Objective:
Copy the data exactly; pictures stay out of the copy.

The input:

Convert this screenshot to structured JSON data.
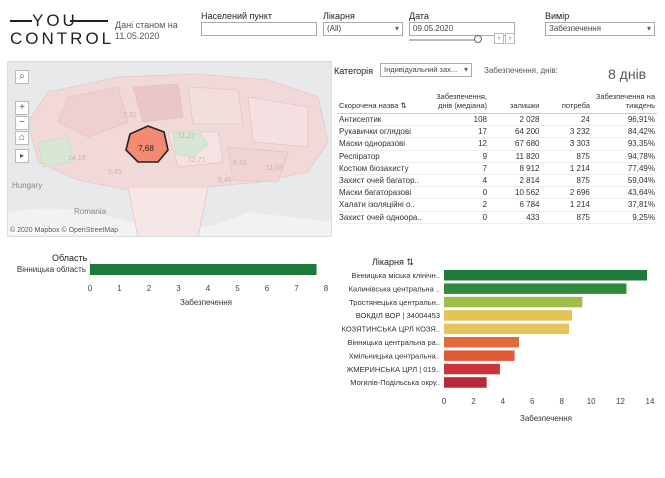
{
  "logo": {
    "line1": "YOU",
    "line2": "CONTROL"
  },
  "data_as_of": "Дані станом на 11.05.2020",
  "filters": {
    "settlement": {
      "label": "Населений пункт",
      "value": ""
    },
    "hospital": {
      "label": "Лікарня",
      "value": "(All)"
    },
    "date": {
      "label": "Дата",
      "value": "09.05.2020"
    },
    "measure": {
      "label": "Вимір",
      "value": "Забезпечення"
    }
  },
  "map": {
    "region_value": "7,68",
    "labels": [
      "Hungary",
      "Romania"
    ],
    "attribution": "© 2020 Mapbox © OpenStreetMap",
    "faded_values": [
      "14,19",
      "12,71",
      "8,43",
      "5,45",
      "11,55",
      "6,45",
      "11,27",
      "7,31"
    ]
  },
  "category": {
    "label": "Категорія",
    "value": "Індивідуальний зах...",
    "days_label": "Забезпечення, днів:",
    "days_value": "8 днів"
  },
  "table": {
    "headers": [
      "Скорочена назва",
      "Забезпечення, днів (медіана)",
      "залишки",
      "потреба",
      "Забезпечення на тиждень"
    ],
    "rows": [
      [
        "Антисептик",
        "108",
        "2 028",
        "24",
        "96,91%"
      ],
      [
        "Рукавички оглядові",
        "17",
        "64 200",
        "3 232",
        "84,42%"
      ],
      [
        "Маски одноразові",
        "12",
        "67 680",
        "3 303",
        "93,35%"
      ],
      [
        "Респіратор",
        "9",
        "11 820",
        "875",
        "94,78%"
      ],
      [
        "Костюм біозахисту",
        "7",
        "8 912",
        "1 214",
        "77,49%"
      ],
      [
        "Захист очей багатор..",
        "4",
        "2 814",
        "875",
        "59,04%"
      ],
      [
        "Маски багаторазові",
        "0",
        "10 562",
        "2 696",
        "43,64%"
      ],
      [
        "Халати ізоляційні о..",
        "2",
        "6 784",
        "1 214",
        "37,81%"
      ],
      [
        "Захист очей одноора..",
        "0",
        "433",
        "875",
        "9,25%"
      ]
    ]
  },
  "oblast_chart": {
    "title": "Область",
    "xlabel": "Забезпечення",
    "chart_data": {
      "type": "bar",
      "categories": [
        "Вінницька область"
      ],
      "values": [
        7.68
      ],
      "xlim": [
        0,
        8
      ],
      "ticks": [
        "0",
        "1",
        "2",
        "3",
        "4",
        "5",
        "6",
        "7",
        "8"
      ],
      "color": "#1e7a3a"
    }
  },
  "hospital_chart": {
    "title": "Лікарня",
    "xlabel": "Забезпечення",
    "chart_data": {
      "type": "bar",
      "categories": [
        "Вінницька міська клінічн..",
        "Калинівська центральна ..",
        "Тростянецька центральн..",
        "ВОКДІЛ ВОР | 34004453",
        "КОЗЯТИНСЬКА ЦРЛ КОЗЯ..",
        "Вінницька центральна ра..",
        "Хмільницька центральна..",
        "ЖМЕРИНСЬКА ЦРЛ | 019..",
        "Могилів-Подільська окру.."
      ],
      "values": [
        13.8,
        12.4,
        9.4,
        8.7,
        8.5,
        5.1,
        4.8,
        3.8,
        2.9
      ],
      "colors": [
        "#1e7a3a",
        "#2f8a3c",
        "#9dbf4a",
        "#e3c456",
        "#e6c55a",
        "#e06a3a",
        "#e05a3a",
        "#c9353a",
        "#b8273a"
      ],
      "xlim": [
        0,
        14
      ],
      "ticks": [
        "0",
        "2",
        "4",
        "6",
        "8",
        "10",
        "12",
        "14"
      ]
    }
  }
}
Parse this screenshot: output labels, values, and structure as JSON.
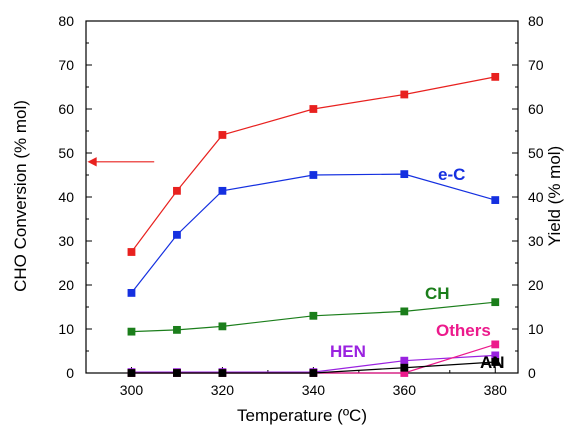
{
  "chart_data": {
    "type": "line",
    "xlabel": "Temperature (ºC)",
    "ylabel_left": "CHO Conversion (% mol)",
    "ylabel_right": "Yield (% mol)",
    "xlim": [
      290,
      385
    ],
    "ylim": [
      0,
      80
    ],
    "x_ticks": [
      "300",
      "320",
      "340",
      "360",
      "380"
    ],
    "y_ticks": [
      "0",
      "10",
      "20",
      "30",
      "40",
      "50",
      "60",
      "70",
      "80"
    ],
    "grid": false,
    "series": [
      {
        "name": "",
        "axis": "left",
        "color": "#e8211f",
        "x": [
          300,
          310,
          320,
          340,
          360,
          380
        ],
        "y": [
          27.5,
          41.4,
          54.1,
          60.0,
          63.3,
          67.3
        ]
      },
      {
        "name": "e-C",
        "axis": "right",
        "color": "#1530e0",
        "x": [
          300,
          310,
          320,
          340,
          360,
          380
        ],
        "y": [
          18.2,
          31.4,
          41.4,
          45.0,
          45.2,
          39.3
        ]
      },
      {
        "name": "CH",
        "axis": "right",
        "color": "#1b7e1b",
        "x": [
          300,
          310,
          320,
          340,
          360,
          380
        ],
        "y": [
          9.4,
          9.8,
          10.6,
          13.0,
          14.0,
          16.1
        ]
      },
      {
        "name": "HEN",
        "axis": "right",
        "color": "#9a22e0",
        "x": [
          300,
          310,
          320,
          340,
          360,
          380
        ],
        "y": [
          0.2,
          0.2,
          0.2,
          0.2,
          2.8,
          4.0
        ]
      },
      {
        "name": "Others",
        "axis": "right",
        "color": "#ec1a8c",
        "x": [
          300,
          310,
          320,
          340,
          360,
          380
        ],
        "y": [
          0.0,
          0.0,
          0.0,
          0.0,
          0.0,
          6.5
        ]
      },
      {
        "name": "AN",
        "axis": "right",
        "color": "#000000",
        "x": [
          300,
          310,
          320,
          340,
          360,
          380
        ],
        "y": [
          0.0,
          0.0,
          0.0,
          0.0,
          1.2,
          2.5
        ]
      }
    ],
    "annotations": [
      {
        "type": "arrow",
        "color": "#e8211f",
        "points_to": "left-axis",
        "x_from": 305,
        "x_to": 290.5,
        "y": 48
      }
    ]
  }
}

Task output:
Convert this screenshot to structured JSON data.
{
  "logo": {
    "line1": "YOU",
    "line2": "CONTROL"
  },
  "data_as_of": "Дані станом на 11.05.2020",
  "filters": {
    "settlement": {
      "label": "Населений пункт",
      "value": ""
    },
    "hospital": {
      "label": "Лікарня",
      "value": "(All)"
    },
    "date": {
      "label": "Дата",
      "value": "09.05.2020"
    },
    "measure": {
      "label": "Вимір",
      "value": "Забезпечення"
    }
  },
  "map": {
    "region_value": "7,68",
    "labels": [
      "Hungary",
      "Romania"
    ],
    "attribution": "© 2020 Mapbox © OpenStreetMap",
    "faded_values": [
      "14,19",
      "12,71",
      "8,43",
      "5,45",
      "11,55",
      "6,45",
      "11,27",
      "7,31"
    ]
  },
  "category": {
    "label": "Категорія",
    "value": "Індивідуальний зах...",
    "days_label": "Забезпечення, днів:",
    "days_value": "8 днів"
  },
  "table": {
    "headers": [
      "Скорочена назва",
      "Забезпечення, днів (медіана)",
      "залишки",
      "потреба",
      "Забезпечення на тиждень"
    ],
    "rows": [
      [
        "Антисептик",
        "108",
        "2 028",
        "24",
        "96,91%"
      ],
      [
        "Рукавички оглядові",
        "17",
        "64 200",
        "3 232",
        "84,42%"
      ],
      [
        "Маски одноразові",
        "12",
        "67 680",
        "3 303",
        "93,35%"
      ],
      [
        "Респіратор",
        "9",
        "11 820",
        "875",
        "94,78%"
      ],
      [
        "Костюм біозахисту",
        "7",
        "8 912",
        "1 214",
        "77,49%"
      ],
      [
        "Захист очей багатор..",
        "4",
        "2 814",
        "875",
        "59,04%"
      ],
      [
        "Маски багаторазові",
        "0",
        "10 562",
        "2 696",
        "43,64%"
      ],
      [
        "Халати ізоляційні о..",
        "2",
        "6 784",
        "1 214",
        "37,81%"
      ],
      [
        "Захист очей одноора..",
        "0",
        "433",
        "875",
        "9,25%"
      ]
    ]
  },
  "oblast_chart": {
    "title": "Область",
    "xlabel": "Забезпечення",
    "chart_data": {
      "type": "bar",
      "categories": [
        "Вінницька область"
      ],
      "values": [
        7.68
      ],
      "xlim": [
        0,
        8
      ],
      "ticks": [
        "0",
        "1",
        "2",
        "3",
        "4",
        "5",
        "6",
        "7",
        "8"
      ],
      "color": "#1e7a3a"
    }
  },
  "hospital_chart": {
    "title": "Лікарня",
    "xlabel": "Забезпечення",
    "chart_data": {
      "type": "bar",
      "categories": [
        "Вінницька міська клінічн..",
        "Калинівська центральна ..",
        "Тростянецька центральн..",
        "ВОКДІЛ ВОР | 34004453",
        "КОЗЯТИНСЬКА ЦРЛ КОЗЯ..",
        "Вінницька центральна ра..",
        "Хмільницька центральна..",
        "ЖМЕРИНСЬКА ЦРЛ | 019..",
        "Могилів-Подільська окру.."
      ],
      "values": [
        13.8,
        12.4,
        9.4,
        8.7,
        8.5,
        5.1,
        4.8,
        3.8,
        2.9
      ],
      "colors": [
        "#1e7a3a",
        "#2f8a3c",
        "#9dbf4a",
        "#e3c456",
        "#e6c55a",
        "#e06a3a",
        "#e05a3a",
        "#c9353a",
        "#b8273a"
      ],
      "xlim": [
        0,
        14
      ],
      "ticks": [
        "0",
        "2",
        "4",
        "6",
        "8",
        "10",
        "12",
        "14"
      ]
    }
  }
}
Parse this screenshot: output labels, values, and structure as JSON.
{
  "chart_data": {
    "type": "line",
    "xlabel": "Temperature (ºC)",
    "ylabel_left": "CHO Conversion (% mol)",
    "ylabel_right": "Yield (% mol)",
    "xlim": [
      290,
      385
    ],
    "ylim": [
      0,
      80
    ],
    "x_ticks": [
      "300",
      "320",
      "340",
      "360",
      "380"
    ],
    "y_ticks": [
      "0",
      "10",
      "20",
      "30",
      "40",
      "50",
      "60",
      "70",
      "80"
    ],
    "grid": false,
    "series": [
      {
        "name": "",
        "axis": "left",
        "color": "#e8211f",
        "x": [
          300,
          310,
          320,
          340,
          360,
          380
        ],
        "y": [
          27.5,
          41.4,
          54.1,
          60.0,
          63.3,
          67.3
        ]
      },
      {
        "name": "e-C",
        "axis": "right",
        "color": "#1530e0",
        "x": [
          300,
          310,
          320,
          340,
          360,
          380
        ],
        "y": [
          18.2,
          31.4,
          41.4,
          45.0,
          45.2,
          39.3
        ]
      },
      {
        "name": "CH",
        "axis": "right",
        "color": "#1b7e1b",
        "x": [
          300,
          310,
          320,
          340,
          360,
          380
        ],
        "y": [
          9.4,
          9.8,
          10.6,
          13.0,
          14.0,
          16.1
        ]
      },
      {
        "name": "HEN",
        "axis": "right",
        "color": "#9a22e0",
        "x": [
          300,
          310,
          320,
          340,
          360,
          380
        ],
        "y": [
          0.2,
          0.2,
          0.2,
          0.2,
          2.8,
          4.0
        ]
      },
      {
        "name": "Others",
        "axis": "right",
        "color": "#ec1a8c",
        "x": [
          300,
          310,
          320,
          340,
          360,
          380
        ],
        "y": [
          0.0,
          0.0,
          0.0,
          0.0,
          0.0,
          6.5
        ]
      },
      {
        "name": "AN",
        "axis": "right",
        "color": "#000000",
        "x": [
          300,
          310,
          320,
          340,
          360,
          380
        ],
        "y": [
          0.0,
          0.0,
          0.0,
          0.0,
          1.2,
          2.5
        ]
      }
    ],
    "annotations": [
      {
        "type": "arrow",
        "color": "#e8211f",
        "points_to": "left-axis",
        "x_from": 305,
        "x_to": 290.5,
        "y": 48
      }
    ]
  }
}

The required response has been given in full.